Look through the data below. Collect every line where the word "perturbaţiilor" occurs.
** start Entries provided **
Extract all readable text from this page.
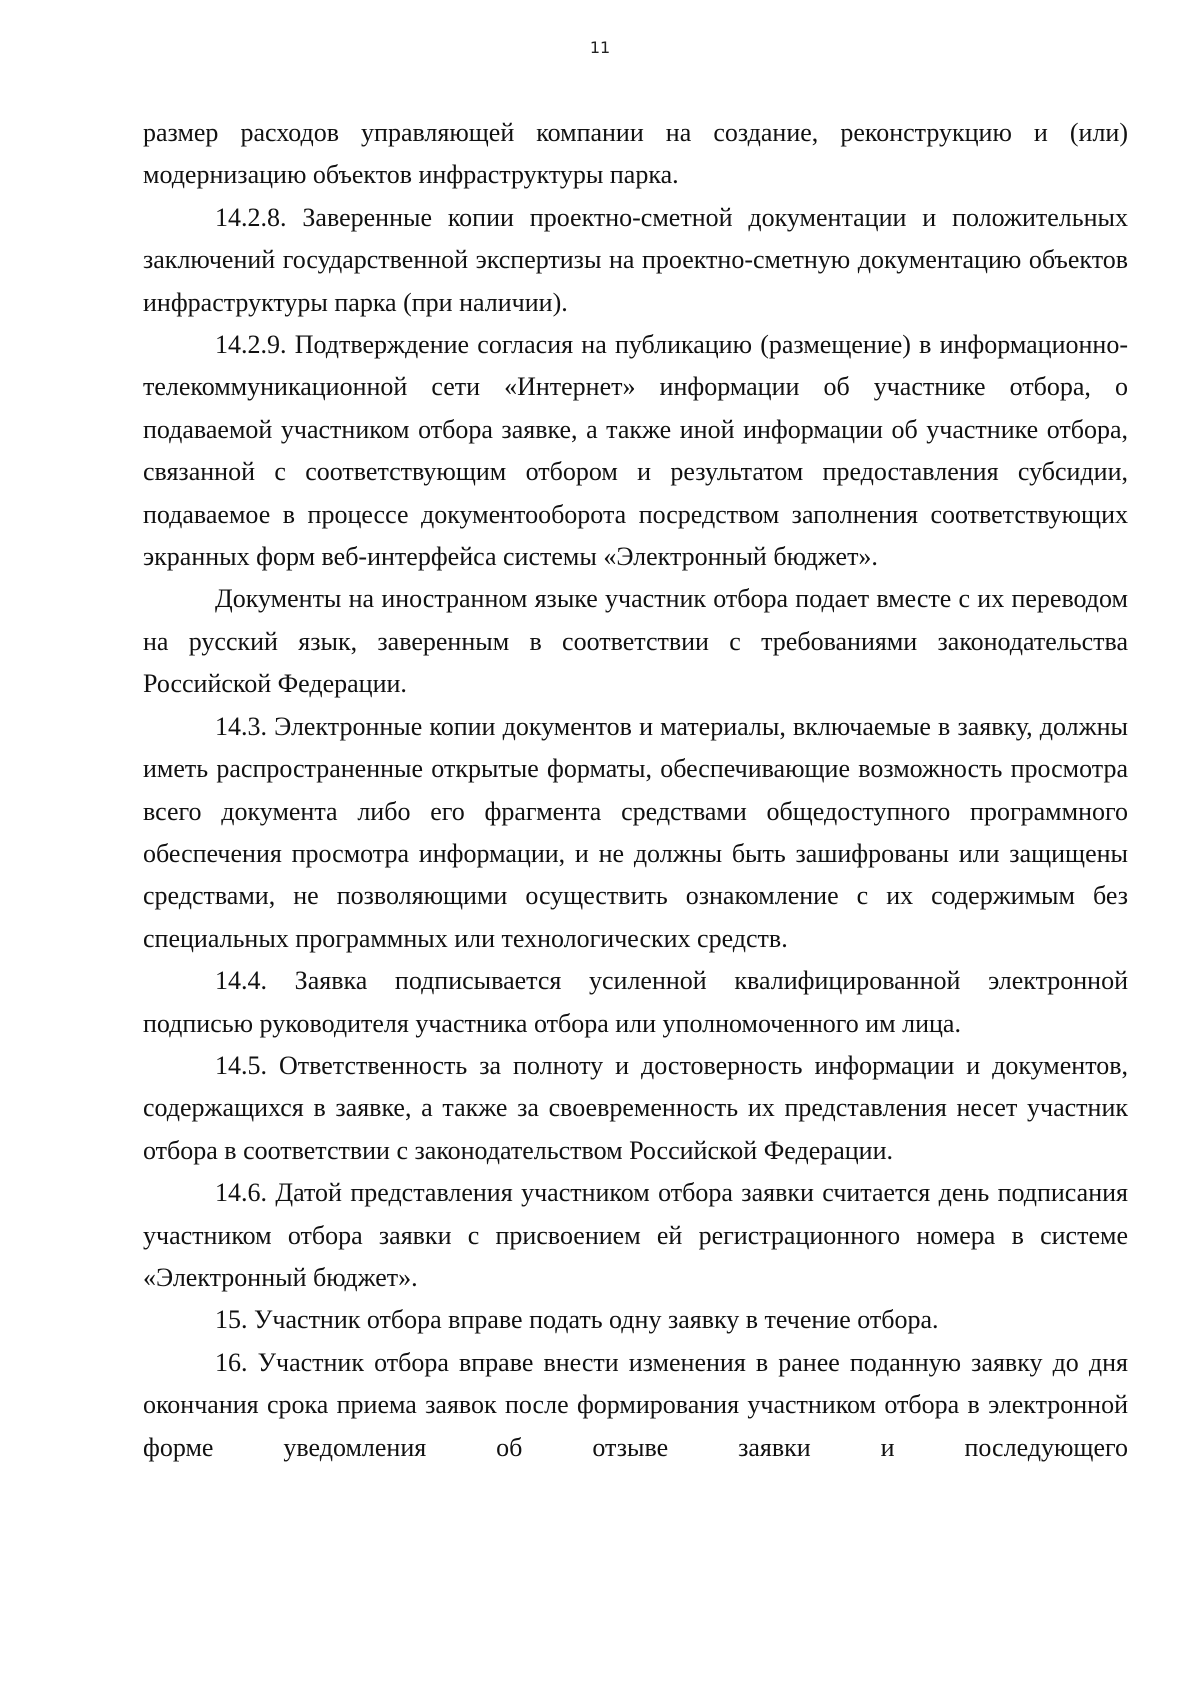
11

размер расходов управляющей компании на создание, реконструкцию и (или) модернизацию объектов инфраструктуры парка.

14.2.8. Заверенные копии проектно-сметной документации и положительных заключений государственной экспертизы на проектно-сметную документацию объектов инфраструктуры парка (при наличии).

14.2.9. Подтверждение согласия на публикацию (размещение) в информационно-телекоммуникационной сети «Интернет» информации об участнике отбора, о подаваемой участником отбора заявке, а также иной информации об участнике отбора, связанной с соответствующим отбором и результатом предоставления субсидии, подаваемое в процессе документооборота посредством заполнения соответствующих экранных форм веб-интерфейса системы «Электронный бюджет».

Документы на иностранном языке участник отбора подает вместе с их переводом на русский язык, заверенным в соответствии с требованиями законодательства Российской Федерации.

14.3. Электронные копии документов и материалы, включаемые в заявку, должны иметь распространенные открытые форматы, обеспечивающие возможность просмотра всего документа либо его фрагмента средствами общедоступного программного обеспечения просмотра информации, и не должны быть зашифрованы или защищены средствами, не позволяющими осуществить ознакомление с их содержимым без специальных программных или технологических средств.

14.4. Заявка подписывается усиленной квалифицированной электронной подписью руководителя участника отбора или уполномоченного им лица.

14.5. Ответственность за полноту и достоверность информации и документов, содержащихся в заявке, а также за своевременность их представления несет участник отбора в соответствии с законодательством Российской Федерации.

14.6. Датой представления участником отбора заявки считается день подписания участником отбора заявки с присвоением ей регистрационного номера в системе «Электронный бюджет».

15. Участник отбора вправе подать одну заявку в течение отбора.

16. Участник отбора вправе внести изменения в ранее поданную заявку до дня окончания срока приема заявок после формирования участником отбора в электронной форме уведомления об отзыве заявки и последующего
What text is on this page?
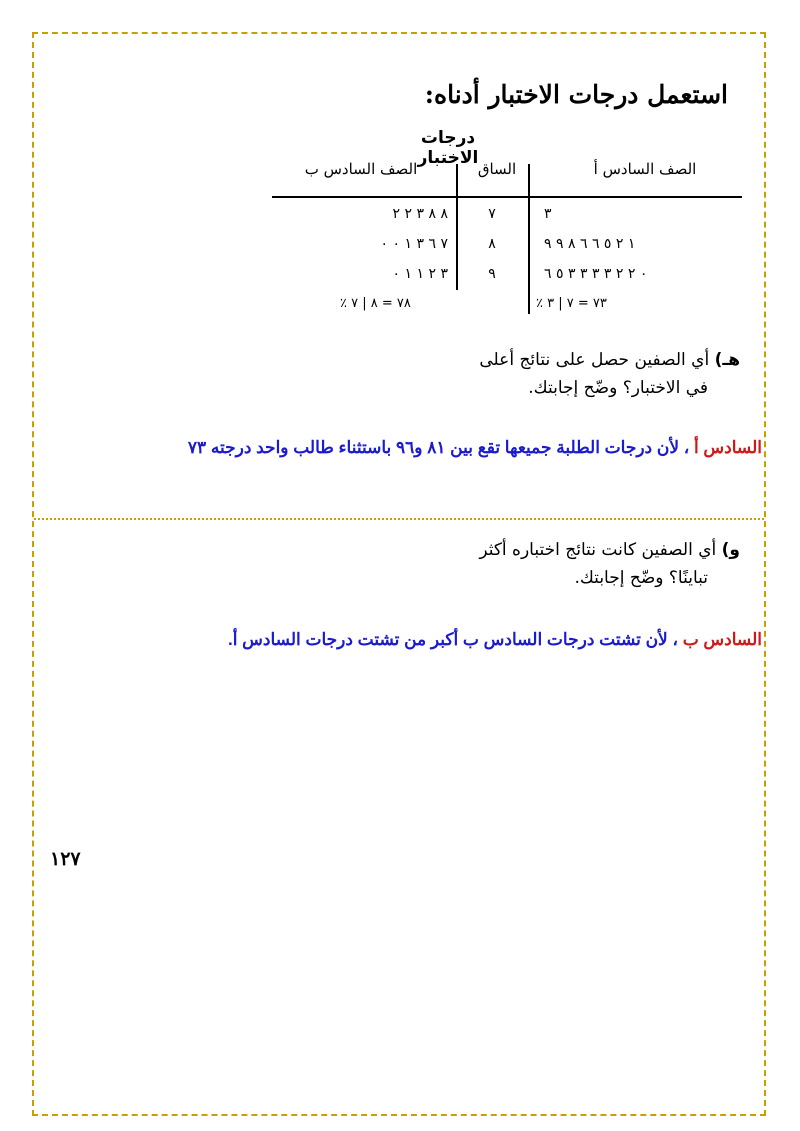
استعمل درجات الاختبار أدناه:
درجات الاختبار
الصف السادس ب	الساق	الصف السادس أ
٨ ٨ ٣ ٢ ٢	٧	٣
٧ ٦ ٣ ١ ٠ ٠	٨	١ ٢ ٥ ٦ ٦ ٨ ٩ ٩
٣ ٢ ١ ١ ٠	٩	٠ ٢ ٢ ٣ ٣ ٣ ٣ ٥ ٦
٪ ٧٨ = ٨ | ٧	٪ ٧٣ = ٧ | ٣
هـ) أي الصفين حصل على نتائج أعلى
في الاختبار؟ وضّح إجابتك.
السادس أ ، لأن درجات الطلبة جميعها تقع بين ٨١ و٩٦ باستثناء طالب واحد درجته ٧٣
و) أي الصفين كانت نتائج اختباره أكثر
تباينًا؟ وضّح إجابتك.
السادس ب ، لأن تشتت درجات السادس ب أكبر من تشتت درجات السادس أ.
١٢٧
** end Entries provided **
** start Entries provided **
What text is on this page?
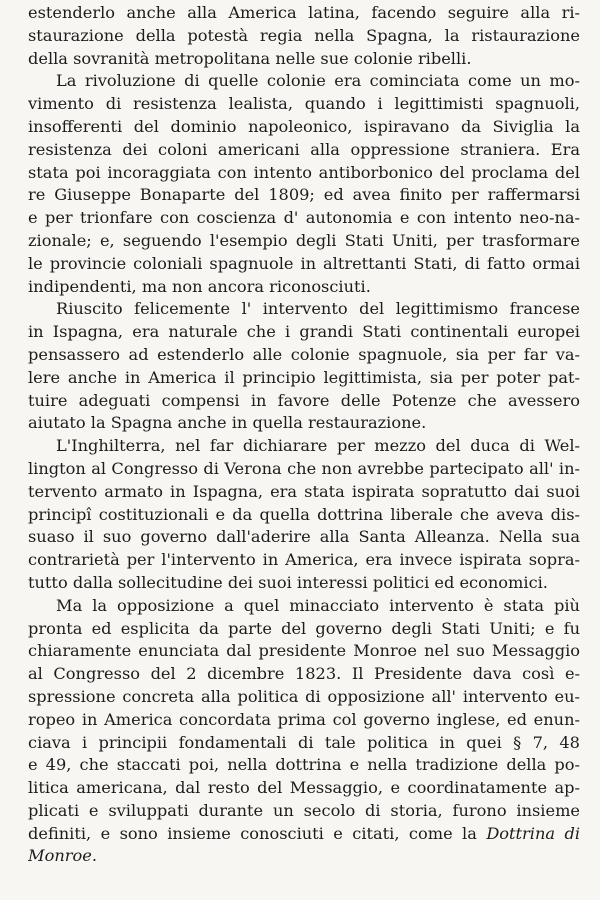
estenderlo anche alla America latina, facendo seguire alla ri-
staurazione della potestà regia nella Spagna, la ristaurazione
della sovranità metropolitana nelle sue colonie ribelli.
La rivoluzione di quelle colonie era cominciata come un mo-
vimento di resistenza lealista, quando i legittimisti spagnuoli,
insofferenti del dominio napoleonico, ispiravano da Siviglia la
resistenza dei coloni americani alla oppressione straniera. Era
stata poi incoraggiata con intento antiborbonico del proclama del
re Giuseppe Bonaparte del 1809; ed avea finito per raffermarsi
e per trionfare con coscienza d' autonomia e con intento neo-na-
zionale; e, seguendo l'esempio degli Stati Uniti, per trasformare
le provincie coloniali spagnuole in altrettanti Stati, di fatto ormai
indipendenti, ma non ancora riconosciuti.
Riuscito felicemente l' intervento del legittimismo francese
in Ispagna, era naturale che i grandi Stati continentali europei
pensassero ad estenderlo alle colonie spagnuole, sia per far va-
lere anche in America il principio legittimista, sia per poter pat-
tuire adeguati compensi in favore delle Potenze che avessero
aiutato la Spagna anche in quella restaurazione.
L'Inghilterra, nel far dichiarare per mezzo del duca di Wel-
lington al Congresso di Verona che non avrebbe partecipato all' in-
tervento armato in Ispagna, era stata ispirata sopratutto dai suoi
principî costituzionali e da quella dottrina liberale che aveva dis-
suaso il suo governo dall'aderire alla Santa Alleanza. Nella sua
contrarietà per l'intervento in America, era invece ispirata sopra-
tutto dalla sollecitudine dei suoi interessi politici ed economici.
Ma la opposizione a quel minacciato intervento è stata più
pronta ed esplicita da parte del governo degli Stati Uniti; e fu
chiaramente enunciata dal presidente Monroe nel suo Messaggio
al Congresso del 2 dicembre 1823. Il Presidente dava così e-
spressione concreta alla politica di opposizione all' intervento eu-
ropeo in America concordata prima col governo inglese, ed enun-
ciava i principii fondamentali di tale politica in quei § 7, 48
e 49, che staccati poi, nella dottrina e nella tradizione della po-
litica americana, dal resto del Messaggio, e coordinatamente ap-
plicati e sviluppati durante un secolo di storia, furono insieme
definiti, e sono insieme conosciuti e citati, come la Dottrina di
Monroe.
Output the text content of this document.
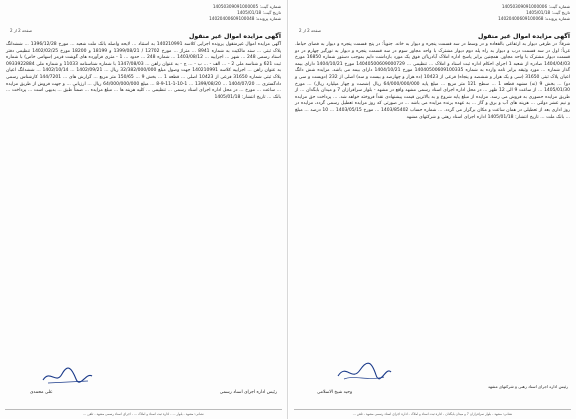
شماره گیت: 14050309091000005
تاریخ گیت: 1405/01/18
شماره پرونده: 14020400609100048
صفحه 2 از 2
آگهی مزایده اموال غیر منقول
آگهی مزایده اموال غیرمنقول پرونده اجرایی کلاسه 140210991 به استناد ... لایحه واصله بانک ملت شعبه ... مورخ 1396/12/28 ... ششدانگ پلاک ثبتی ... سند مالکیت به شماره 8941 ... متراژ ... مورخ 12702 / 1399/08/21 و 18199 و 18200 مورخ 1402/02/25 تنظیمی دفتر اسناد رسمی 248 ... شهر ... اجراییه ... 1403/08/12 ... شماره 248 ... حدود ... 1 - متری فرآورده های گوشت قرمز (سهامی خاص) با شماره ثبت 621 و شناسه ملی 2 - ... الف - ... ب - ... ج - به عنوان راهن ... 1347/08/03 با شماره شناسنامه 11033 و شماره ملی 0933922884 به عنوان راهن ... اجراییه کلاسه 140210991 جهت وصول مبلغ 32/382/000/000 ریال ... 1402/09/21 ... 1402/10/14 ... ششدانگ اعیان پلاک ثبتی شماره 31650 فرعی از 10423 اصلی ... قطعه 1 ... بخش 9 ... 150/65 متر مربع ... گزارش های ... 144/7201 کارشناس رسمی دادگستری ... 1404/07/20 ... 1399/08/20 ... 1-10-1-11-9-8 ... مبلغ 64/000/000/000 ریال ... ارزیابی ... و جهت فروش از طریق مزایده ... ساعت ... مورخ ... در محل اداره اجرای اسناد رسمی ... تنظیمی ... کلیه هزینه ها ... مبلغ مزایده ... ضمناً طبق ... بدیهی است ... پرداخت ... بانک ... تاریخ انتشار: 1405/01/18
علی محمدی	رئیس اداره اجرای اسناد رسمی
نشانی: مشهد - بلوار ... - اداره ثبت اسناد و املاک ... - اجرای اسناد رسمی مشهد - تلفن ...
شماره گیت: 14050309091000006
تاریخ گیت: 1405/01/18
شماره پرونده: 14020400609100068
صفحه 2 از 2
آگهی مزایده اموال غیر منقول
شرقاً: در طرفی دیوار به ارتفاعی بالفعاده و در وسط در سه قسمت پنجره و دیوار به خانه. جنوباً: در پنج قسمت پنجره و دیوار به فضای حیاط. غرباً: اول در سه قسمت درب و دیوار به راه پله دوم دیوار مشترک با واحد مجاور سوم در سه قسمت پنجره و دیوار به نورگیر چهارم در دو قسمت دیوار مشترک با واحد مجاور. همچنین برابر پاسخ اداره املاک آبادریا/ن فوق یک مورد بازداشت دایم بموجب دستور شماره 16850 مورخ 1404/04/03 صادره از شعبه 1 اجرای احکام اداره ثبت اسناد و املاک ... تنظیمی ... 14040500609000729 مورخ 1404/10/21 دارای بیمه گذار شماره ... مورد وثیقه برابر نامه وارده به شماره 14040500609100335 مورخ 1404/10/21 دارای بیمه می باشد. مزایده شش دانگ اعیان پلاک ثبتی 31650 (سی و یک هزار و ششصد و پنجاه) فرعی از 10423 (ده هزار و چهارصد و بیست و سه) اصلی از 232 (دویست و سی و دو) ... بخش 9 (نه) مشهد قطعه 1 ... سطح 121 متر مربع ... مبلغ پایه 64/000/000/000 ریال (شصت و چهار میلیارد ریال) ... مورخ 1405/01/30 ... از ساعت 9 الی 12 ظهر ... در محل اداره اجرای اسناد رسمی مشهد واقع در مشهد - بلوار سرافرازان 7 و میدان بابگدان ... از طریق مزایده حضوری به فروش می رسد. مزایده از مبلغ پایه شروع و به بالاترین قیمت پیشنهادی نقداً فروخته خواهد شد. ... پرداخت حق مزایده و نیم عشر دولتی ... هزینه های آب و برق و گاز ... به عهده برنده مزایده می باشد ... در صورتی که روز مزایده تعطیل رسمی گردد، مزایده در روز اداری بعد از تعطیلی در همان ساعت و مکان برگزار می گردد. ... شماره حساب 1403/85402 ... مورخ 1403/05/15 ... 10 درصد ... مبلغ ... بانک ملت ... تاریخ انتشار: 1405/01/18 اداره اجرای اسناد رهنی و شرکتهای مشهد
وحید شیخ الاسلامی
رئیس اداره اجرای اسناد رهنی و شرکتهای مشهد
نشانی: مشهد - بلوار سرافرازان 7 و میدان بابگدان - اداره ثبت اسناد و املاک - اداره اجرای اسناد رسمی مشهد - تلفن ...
** end Entries provided **
** start Entries provided **
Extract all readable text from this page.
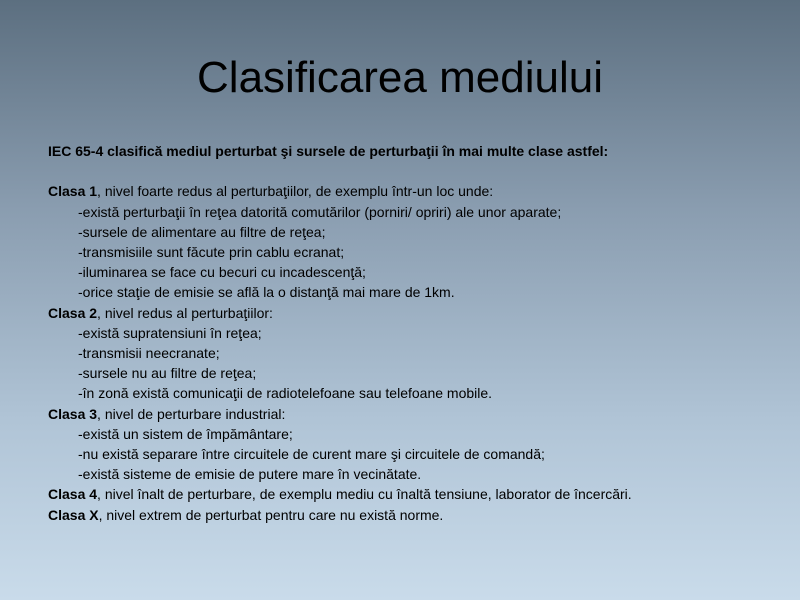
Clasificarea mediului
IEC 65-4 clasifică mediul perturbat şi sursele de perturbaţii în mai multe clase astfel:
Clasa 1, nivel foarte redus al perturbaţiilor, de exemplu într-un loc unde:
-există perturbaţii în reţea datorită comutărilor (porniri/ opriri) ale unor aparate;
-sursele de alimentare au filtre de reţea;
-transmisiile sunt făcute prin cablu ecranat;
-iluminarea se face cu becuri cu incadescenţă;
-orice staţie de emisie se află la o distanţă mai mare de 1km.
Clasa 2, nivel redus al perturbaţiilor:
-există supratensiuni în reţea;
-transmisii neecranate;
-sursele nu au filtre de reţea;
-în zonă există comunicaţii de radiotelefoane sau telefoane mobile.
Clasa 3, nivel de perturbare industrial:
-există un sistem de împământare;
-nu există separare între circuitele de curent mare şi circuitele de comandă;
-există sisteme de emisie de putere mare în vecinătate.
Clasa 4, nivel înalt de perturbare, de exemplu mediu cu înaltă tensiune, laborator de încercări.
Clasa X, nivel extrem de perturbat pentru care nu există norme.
** end Entries provided **
Output of the task =>
Clasa 1, nivel foarte redus al perturbaţiilor, de exemplu într-un loc unde:
Clasa 2, nivel redus al perturbaţiilor:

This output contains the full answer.